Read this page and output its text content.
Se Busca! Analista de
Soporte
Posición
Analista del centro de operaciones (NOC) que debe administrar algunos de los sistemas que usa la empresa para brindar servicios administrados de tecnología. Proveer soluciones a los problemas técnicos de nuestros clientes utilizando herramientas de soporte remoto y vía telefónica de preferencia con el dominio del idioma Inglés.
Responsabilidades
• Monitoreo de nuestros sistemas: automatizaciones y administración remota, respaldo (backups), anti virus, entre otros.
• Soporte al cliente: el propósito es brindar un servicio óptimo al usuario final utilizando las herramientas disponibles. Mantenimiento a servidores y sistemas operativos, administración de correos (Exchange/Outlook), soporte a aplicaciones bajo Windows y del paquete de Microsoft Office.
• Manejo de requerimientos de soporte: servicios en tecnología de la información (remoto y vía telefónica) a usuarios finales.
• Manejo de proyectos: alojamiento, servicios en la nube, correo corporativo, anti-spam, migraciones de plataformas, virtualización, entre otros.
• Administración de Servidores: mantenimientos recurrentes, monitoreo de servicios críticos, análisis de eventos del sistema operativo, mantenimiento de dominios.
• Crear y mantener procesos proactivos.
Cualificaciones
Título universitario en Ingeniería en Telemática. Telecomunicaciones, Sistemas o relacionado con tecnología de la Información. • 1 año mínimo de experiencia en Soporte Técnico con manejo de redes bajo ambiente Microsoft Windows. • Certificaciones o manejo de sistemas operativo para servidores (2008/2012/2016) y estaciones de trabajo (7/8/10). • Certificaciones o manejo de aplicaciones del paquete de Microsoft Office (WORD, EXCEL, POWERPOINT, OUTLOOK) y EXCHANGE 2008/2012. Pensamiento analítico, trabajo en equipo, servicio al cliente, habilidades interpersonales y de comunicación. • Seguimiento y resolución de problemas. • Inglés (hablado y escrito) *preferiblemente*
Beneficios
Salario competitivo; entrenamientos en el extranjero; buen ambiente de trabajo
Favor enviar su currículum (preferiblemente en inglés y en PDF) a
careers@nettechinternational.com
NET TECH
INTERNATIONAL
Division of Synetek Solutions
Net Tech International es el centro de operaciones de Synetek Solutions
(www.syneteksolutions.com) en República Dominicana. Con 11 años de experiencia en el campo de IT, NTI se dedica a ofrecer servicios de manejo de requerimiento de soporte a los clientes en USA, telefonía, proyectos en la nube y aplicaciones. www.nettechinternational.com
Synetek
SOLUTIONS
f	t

============================================================

What to work on: The records shown earlier should all be returned verbatim.

Written response:
Read this page and output its text content.
Se Busca! Analista de
Soporte
Posición
Analista del centro de operaciones (NOC) que debe administrar algunos de los sistemas que usa la empresa para brindar servicios administrados de tecnología. Proveer soluciones a los problemas técnicos de nuestros clientes utilizando herramientas de soporte remoto y vía telefónica de preferencia con el dominio del idioma Inglés.
Responsabilidades
• Monitoreo de nuestros sistemas: automatizaciones y administración remota, respaldo (backups), anti virus, entre otros.
• Soporte al cliente: el propósito es brindar un servicio óptimo al usuario final utilizando las herramientas disponibles. Mantenimiento a servidores y sistemas operativos, administración de correos (Exchange/Outlook), soporte a aplicaciones bajo Windows y del paquete de Microsoft Office.
• Manejo de requerimientos de soporte: servicios en tecnología de la información (remoto y vía telefónica) a usuarios finales.
• Manejo de proyectos: alojamiento, servicios en la nube, correo corporativo, anti-spam, migraciones de plataformas, virtualización, entre otros.
• Administración de Servidores: mantenimientos recurrentes, monitoreo de servicios críticos, análisis de eventos del sistema operativo, mantenimiento de dominios.
• Crear y mantener procesos proactivos.
Cualificaciones
Título universitario en Ingeniería en Telemática. Telecomunicaciones, Sistemas o relacionado con tecnología de la Información. • 1 año mínimo de experiencia en Soporte Técnico con manejo de redes bajo ambiente Microsoft Windows. • Certificaciones o manejo de sistemas operativo para servidores (2008/2012/2016) y estaciones de trabajo (7/8/10). • Certificaciones o manejo de aplicaciones del paquete de Microsoft Office (WORD, EXCEL, POWERPOINT, OUTLOOK) y EXCHANGE 2008/2012. Pensamiento analítico, trabajo en equipo, servicio al cliente, habilidades interpersonales y de comunicación. • Seguimiento y resolución de problemas. • Inglés (hablado y escrito) *preferiblemente*
Beneficios
Salario competitivo; entrenamientos en el extranjero; buen ambiente de trabajo
Favor enviar su currículum (preferiblemente en inglés y en PDF) a
careers@nettechinternational.com
NET TECH
INTERNATIONAL
Division of Synetek Solutions
Net Tech International es el centro de operaciones de Synetek Solutions
(www.syneteksolutions.com) en República Dominicana. Con 11 años de experiencia en el campo de IT, NTI se dedica a ofrecer servicios de manejo de requerimiento de soporte a los clientes en USA, telefonía, proyectos en la nube y aplicaciones. www.nettechinternational.com
Synetek
SOLUTIONS
f	t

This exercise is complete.